#### Conjunto de tarefas
A - Liste todos os rios citados no texto sobre a fronteira do Rio Branco.
B - Retome o texto sobre a fronteira do Rio Branco logo depois da última frase apresentada e dê continuidade a ele.

#### Trecho para análise
□ □ □ □ □

Segunda-feira, 23 de dezembro de 2024 | Porto Velho (RO)

×
Gente de Opinião

Hiram Reis e Silva

A Terceira Margem – Parte CDXXV - Manoel da Gama Lobo de Almada (1787) Parte II


Estampa I – Carta Geográfica do Rio Branco - Gente de Opinião
Estampa I – Carta Geográfica do Rio Branco

Bagé, 02.05.2022

 


ARTIGO II

 

Pelo alto da fronteira do Rio Branco, corre uma grande, e unida cordilheira de montes ou serranias em 4° de Latitude Setentrional, na direção de Leste Oeste. [Estampa 1ª] A porção desta cordilheira ou cadeia de serras, que compreende o espaço da fronteira e parte superior do Rio Branco, está entre as Longitudes de 314° e 318° Orientais à ilha do Ferro; isto é, entre as cabeceiras dos Rios Urariquera e Uraricapari; e a margem de Oeste do Rio Rupununi. Sobre a sua continuação: pela parte do Oriente, acompanha desde as cabeceiras do Rio Mahu, a margem Ocidental do Rio Rupununi para a parte do Norte.

 

E para o Ocidente, ela continua a ver-se sem ser interrompida, conservando a mesma corda de serranias contíguas, e numerosas. Segundo M. d’Anville, a ponta mais Ocidental desta cordilheira, vai terminar-se abraçada pelo seio que faz o Rio Orenoco na sua cabeceira; como se pode ver da sua carta da América Meridional.

□ □ □ □ □

Dados de segmentação de página:
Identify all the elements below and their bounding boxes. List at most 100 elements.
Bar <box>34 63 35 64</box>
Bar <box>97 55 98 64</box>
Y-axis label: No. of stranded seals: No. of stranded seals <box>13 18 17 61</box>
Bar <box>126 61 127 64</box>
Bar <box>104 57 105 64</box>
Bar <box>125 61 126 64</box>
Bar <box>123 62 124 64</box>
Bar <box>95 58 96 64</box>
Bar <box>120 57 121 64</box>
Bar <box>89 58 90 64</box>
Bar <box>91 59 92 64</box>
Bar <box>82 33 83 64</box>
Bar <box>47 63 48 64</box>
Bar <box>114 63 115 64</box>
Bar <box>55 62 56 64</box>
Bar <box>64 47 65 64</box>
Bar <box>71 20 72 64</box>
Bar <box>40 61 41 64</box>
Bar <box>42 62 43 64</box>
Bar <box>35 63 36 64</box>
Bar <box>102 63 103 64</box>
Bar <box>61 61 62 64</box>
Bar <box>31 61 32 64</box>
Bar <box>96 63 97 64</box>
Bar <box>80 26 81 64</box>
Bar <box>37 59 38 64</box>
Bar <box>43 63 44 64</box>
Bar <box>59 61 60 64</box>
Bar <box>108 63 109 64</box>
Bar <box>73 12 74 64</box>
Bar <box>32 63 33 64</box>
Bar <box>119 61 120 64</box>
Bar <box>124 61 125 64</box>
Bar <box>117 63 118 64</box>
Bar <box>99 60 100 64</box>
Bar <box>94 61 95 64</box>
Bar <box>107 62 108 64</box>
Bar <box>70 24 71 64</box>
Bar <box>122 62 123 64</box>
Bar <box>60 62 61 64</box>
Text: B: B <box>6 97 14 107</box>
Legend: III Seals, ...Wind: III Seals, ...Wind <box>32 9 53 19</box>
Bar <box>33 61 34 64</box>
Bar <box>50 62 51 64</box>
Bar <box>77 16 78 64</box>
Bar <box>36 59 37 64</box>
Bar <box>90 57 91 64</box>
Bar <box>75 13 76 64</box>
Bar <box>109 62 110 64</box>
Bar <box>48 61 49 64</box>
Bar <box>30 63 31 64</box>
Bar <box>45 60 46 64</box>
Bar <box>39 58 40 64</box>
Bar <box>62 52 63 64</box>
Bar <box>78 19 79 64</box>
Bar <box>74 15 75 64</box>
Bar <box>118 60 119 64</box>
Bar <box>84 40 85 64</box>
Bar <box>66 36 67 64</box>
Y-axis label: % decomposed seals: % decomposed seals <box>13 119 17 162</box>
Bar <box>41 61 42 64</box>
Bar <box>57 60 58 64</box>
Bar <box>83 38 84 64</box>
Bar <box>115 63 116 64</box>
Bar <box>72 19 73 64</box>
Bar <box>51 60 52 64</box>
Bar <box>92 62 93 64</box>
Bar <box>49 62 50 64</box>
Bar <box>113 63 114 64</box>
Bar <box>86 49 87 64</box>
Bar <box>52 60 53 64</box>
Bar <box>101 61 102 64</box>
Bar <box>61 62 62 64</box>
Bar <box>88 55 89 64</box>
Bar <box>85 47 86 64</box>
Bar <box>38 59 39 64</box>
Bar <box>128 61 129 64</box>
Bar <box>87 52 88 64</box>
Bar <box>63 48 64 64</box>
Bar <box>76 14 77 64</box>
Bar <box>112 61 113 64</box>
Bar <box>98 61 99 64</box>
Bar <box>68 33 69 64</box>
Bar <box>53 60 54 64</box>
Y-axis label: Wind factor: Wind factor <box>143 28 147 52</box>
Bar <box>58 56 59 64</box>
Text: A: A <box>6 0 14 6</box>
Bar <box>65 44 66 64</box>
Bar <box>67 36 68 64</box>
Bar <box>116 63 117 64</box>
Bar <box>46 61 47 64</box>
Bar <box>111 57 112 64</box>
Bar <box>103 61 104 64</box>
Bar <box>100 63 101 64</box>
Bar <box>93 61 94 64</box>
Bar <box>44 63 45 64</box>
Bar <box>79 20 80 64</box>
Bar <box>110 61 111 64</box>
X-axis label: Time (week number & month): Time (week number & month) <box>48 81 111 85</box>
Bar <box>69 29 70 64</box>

□ □ □ □ □

#### Respostas por item
A - Rio Branco, Rio Urariquera, Rio Uraricapari, Rio Rupununi, Rio Mahu e Rio Orenoco.

B -
Para se lhe terminar com precisão a espessura, seriam necessárias as Latitudes da costa Boreal, tomadas pelos Rios acima que da dita cordilheira deságuam para o Orenoco, tendo-se [como já temos] semelhantemente as da costa Meridional em toda a extensão da fronteira do Rio Branco.

 

Duas linhas, uma traçada pelos pontos das Latitudes da costa Boreal, e outra pelos pontos da costa Meridional, o espaço entre estas duas linhas, nos daria a espessura da cordilheira. De outra sorte a sua espessura é interminável, porque formalizando-se a três e três serras, a quatro, até cinco, e mais, além de inumeráveis montes maiores e menores, que intermedeiam, e unem as altas serranias que a formalizam, vai decorrendo à maneira de um Rio, que descrevendo imensas curvaturas, se representa ora mais largo, ora mais estreito.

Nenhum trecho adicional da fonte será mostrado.